What to produce:
Check every line for the word "TradeWave" and state how many lines have it. Reply with the number alone.

Entries shown:
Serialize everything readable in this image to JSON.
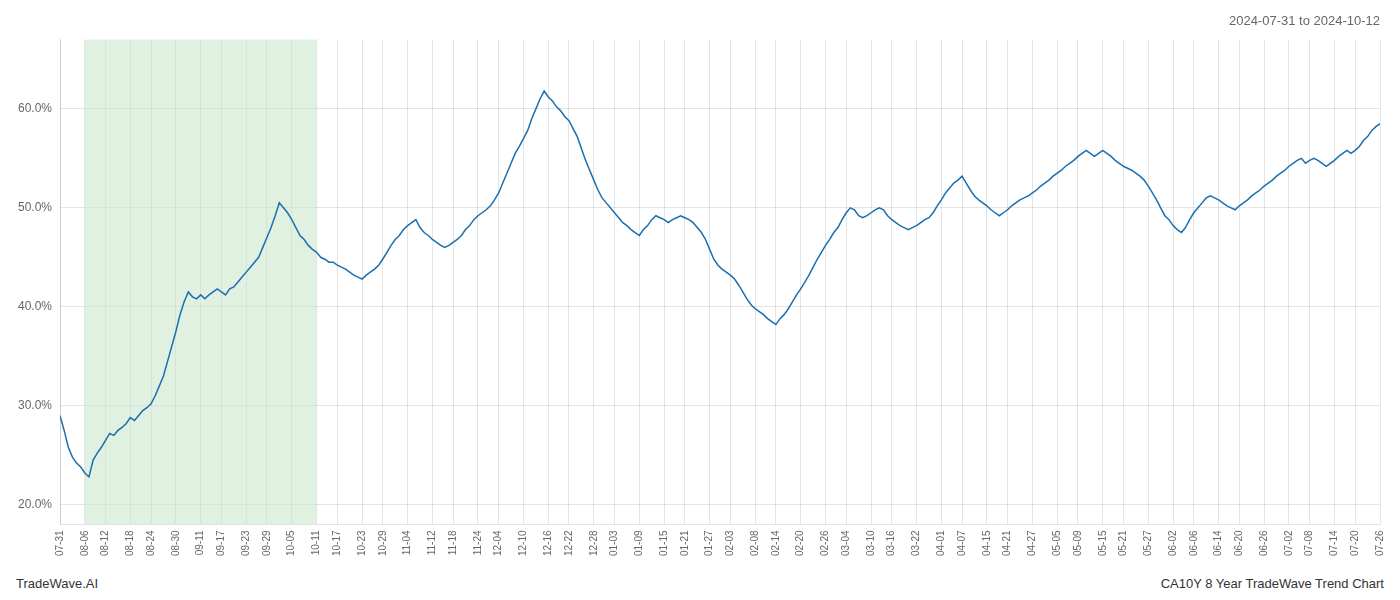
{
  "chart_data": {
    "type": "line",
    "title": "2024-07-31 to 2024-10-12",
    "annotations": [
      "TradeWave.AI",
      "CA10Y 8 Year TradeWave Trend Chart"
    ],
    "color": "#1a6faf",
    "grid": true,
    "ylim": [
      0.18,
      0.67
    ],
    "yticks": [
      {
        "value": 0.2,
        "label": "20.0%"
      },
      {
        "value": 0.3,
        "label": "30.0%"
      },
      {
        "value": 0.4,
        "label": "40.0%"
      },
      {
        "value": 0.5,
        "label": "50.0%"
      },
      {
        "value": 0.6,
        "label": "60.0%"
      }
    ],
    "shaded_range": {
      "start": "08-06",
      "end": "10-11",
      "color": "#c8e6c9"
    },
    "categories": [
      "07-31",
      null,
      null,
      null,
      null,
      null,
      "08-06",
      null,
      null,
      null,
      null,
      "08-12",
      null,
      null,
      null,
      null,
      null,
      "08-18",
      null,
      null,
      null,
      null,
      "08-24",
      null,
      null,
      null,
      null,
      null,
      "08-30",
      null,
      null,
      null,
      null,
      null,
      "09-11",
      null,
      null,
      null,
      null,
      "09-17",
      null,
      null,
      null,
      null,
      null,
      "09-23",
      null,
      null,
      null,
      null,
      "09-29",
      null,
      null,
      null,
      null,
      null,
      "10-05",
      null,
      null,
      null,
      null,
      null,
      "10-11",
      null,
      null,
      null,
      null,
      "10-17",
      null,
      null,
      null,
      null,
      null,
      "10-23",
      null,
      null,
      null,
      null,
      "10-29",
      null,
      null,
      null,
      null,
      null,
      "11-04",
      null,
      null,
      null,
      null,
      null,
      "11-12",
      null,
      null,
      null,
      null,
      "11-18",
      null,
      null,
      null,
      null,
      null,
      "11-24",
      null,
      null,
      null,
      null,
      "12-04",
      null,
      null,
      null,
      null,
      null,
      "12-10",
      null,
      null,
      null,
      null,
      null,
      "12-16",
      null,
      null,
      null,
      null,
      "12-22",
      null,
      null,
      null,
      null,
      null,
      "12-28",
      null,
      null,
      null,
      null,
      "01-03",
      null,
      null,
      null,
      null,
      null,
      "01-09",
      null,
      null,
      null,
      null,
      null,
      "01-15",
      null,
      null,
      null,
      null,
      "01-21",
      null,
      null,
      null,
      null,
      null,
      "01-27",
      null,
      null,
      null,
      null,
      "02-03",
      null,
      null,
      null,
      null,
      null,
      "02-08",
      null,
      null,
      null,
      null,
      "02-14",
      null,
      null,
      null,
      null,
      null,
      "02-20",
      null,
      null,
      null,
      null,
      null,
      "02-26",
      null,
      null,
      null,
      null,
      "03-04",
      null,
      null,
      null,
      null,
      null,
      "03-10",
      null,
      null,
      null,
      null,
      "03-16",
      null,
      null,
      null,
      null,
      null,
      "03-22",
      null,
      null,
      null,
      null,
      null,
      "04-01",
      null,
      null,
      null,
      null,
      "04-07",
      null,
      null,
      null,
      null,
      null,
      "04-15",
      null,
      null,
      null,
      null,
      "04-21",
      null,
      null,
      null,
      null,
      null,
      "04-27",
      null,
      null,
      null,
      null,
      null,
      "05-05",
      null,
      null,
      null,
      null,
      "05-09",
      null,
      null,
      null,
      null,
      null,
      "05-15",
      null,
      null,
      null,
      null,
      "05-21",
      null,
      null,
      null,
      null,
      null,
      "05-27",
      null,
      null,
      null,
      null,
      null,
      "06-02",
      null,
      null,
      null,
      null,
      "06-06",
      null,
      null,
      null,
      null,
      null,
      "06-14",
      null,
      null,
      null,
      null,
      "06-20",
      null,
      null,
      null,
      null,
      null,
      "06-26",
      null,
      null,
      null,
      null,
      null,
      "07-02",
      null,
      null,
      null,
      null,
      "07-08",
      null,
      null,
      null,
      null,
      null,
      "07-14",
      null,
      null,
      null,
      null,
      "07-20",
      null,
      null,
      null,
      null,
      null,
      "07-26"
    ],
    "values": [
      0.29,
      0.275,
      0.258,
      0.248,
      0.242,
      0.238,
      0.232,
      0.228,
      0.245,
      0.252,
      0.258,
      0.265,
      0.272,
      0.27,
      0.275,
      0.278,
      0.282,
      0.288,
      0.285,
      0.29,
      0.295,
      0.298,
      0.302,
      0.31,
      0.32,
      0.33,
      0.345,
      0.36,
      0.375,
      0.392,
      0.405,
      0.415,
      0.41,
      0.408,
      0.412,
      0.408,
      0.412,
      0.415,
      0.418,
      0.415,
      0.412,
      0.418,
      0.42,
      0.425,
      0.43,
      0.435,
      0.44,
      0.445,
      0.45,
      0.46,
      0.47,
      0.48,
      0.492,
      0.505,
      0.5,
      0.495,
      0.488,
      0.48,
      0.472,
      0.468,
      0.462,
      0.458,
      0.455,
      0.45,
      0.448,
      0.445,
      0.445,
      0.442,
      0.44,
      0.438,
      0.435,
      0.432,
      0.43,
      0.428,
      0.432,
      0.435,
      0.438,
      0.442,
      0.448,
      0.455,
      0.462,
      0.468,
      0.472,
      0.478,
      0.482,
      0.485,
      0.488,
      0.48,
      0.475,
      0.472,
      0.468,
      0.465,
      0.462,
      0.46,
      0.462,
      0.465,
      0.468,
      0.472,
      0.478,
      0.482,
      0.488,
      0.492,
      0.495,
      0.498,
      0.502,
      0.508,
      0.515,
      0.525,
      0.535,
      0.545,
      0.555,
      0.562,
      0.57,
      0.578,
      0.59,
      0.6,
      0.61,
      0.618,
      0.612,
      0.608,
      0.602,
      0.598,
      0.592,
      0.588,
      0.58,
      0.572,
      0.56,
      0.548,
      0.538,
      0.528,
      0.518,
      0.51,
      0.505,
      0.5,
      0.495,
      0.49,
      0.485,
      0.482,
      0.478,
      0.475,
      0.472,
      0.478,
      0.482,
      0.488,
      0.492,
      0.49,
      0.488,
      0.485,
      0.488,
      0.49,
      0.492,
      0.49,
      0.488,
      0.485,
      0.48,
      0.475,
      0.468,
      0.458,
      0.448,
      0.442,
      0.438,
      0.435,
      0.432,
      0.428,
      0.422,
      0.415,
      0.408,
      0.402,
      0.398,
      0.395,
      0.392,
      0.388,
      0.385,
      0.382,
      0.388,
      0.392,
      0.398,
      0.405,
      0.412,
      0.418,
      0.425,
      0.432,
      0.44,
      0.448,
      0.455,
      0.462,
      0.468,
      0.475,
      0.48,
      0.488,
      0.495,
      0.5,
      0.498,
      0.492,
      0.49,
      0.492,
      0.495,
      0.498,
      0.5,
      0.498,
      0.492,
      0.488,
      0.485,
      0.482,
      0.48,
      0.478,
      0.48,
      0.482,
      0.485,
      0.488,
      0.49,
      0.495,
      0.502,
      0.508,
      0.515,
      0.52,
      0.525,
      0.528,
      0.532,
      0.525,
      0.518,
      0.512,
      0.508,
      0.505,
      0.502,
      0.498,
      0.495,
      0.492,
      0.495,
      0.498,
      0.502,
      0.505,
      0.508,
      0.51,
      0.512,
      0.515,
      0.518,
      0.522,
      0.525,
      0.528,
      0.532,
      0.535,
      0.538,
      0.542,
      0.545,
      0.548,
      0.552,
      0.555,
      0.558,
      0.555,
      0.552,
      0.555,
      0.558,
      0.555,
      0.552,
      0.548,
      0.545,
      0.542,
      0.54,
      0.538,
      0.535,
      0.532,
      0.528,
      0.522,
      0.515,
      0.508,
      0.5,
      0.492,
      0.488,
      0.482,
      0.478,
      0.475,
      0.48,
      0.488,
      0.495,
      0.5,
      0.505,
      0.51,
      0.512,
      0.51,
      0.508,
      0.505,
      0.502,
      0.5,
      0.498,
      0.502,
      0.505,
      0.508,
      0.512,
      0.515,
      0.518,
      0.522,
      0.525,
      0.528,
      0.532,
      0.535,
      0.538,
      0.542,
      0.545,
      0.548,
      0.55,
      0.545,
      0.548,
      0.55,
      0.548,
      0.545,
      0.542,
      0.545,
      0.548,
      0.552,
      0.555,
      0.558,
      0.555,
      0.558,
      0.562,
      0.568,
      0.572,
      0.578,
      0.582,
      0.585
    ]
  }
}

Result of this exercise:
2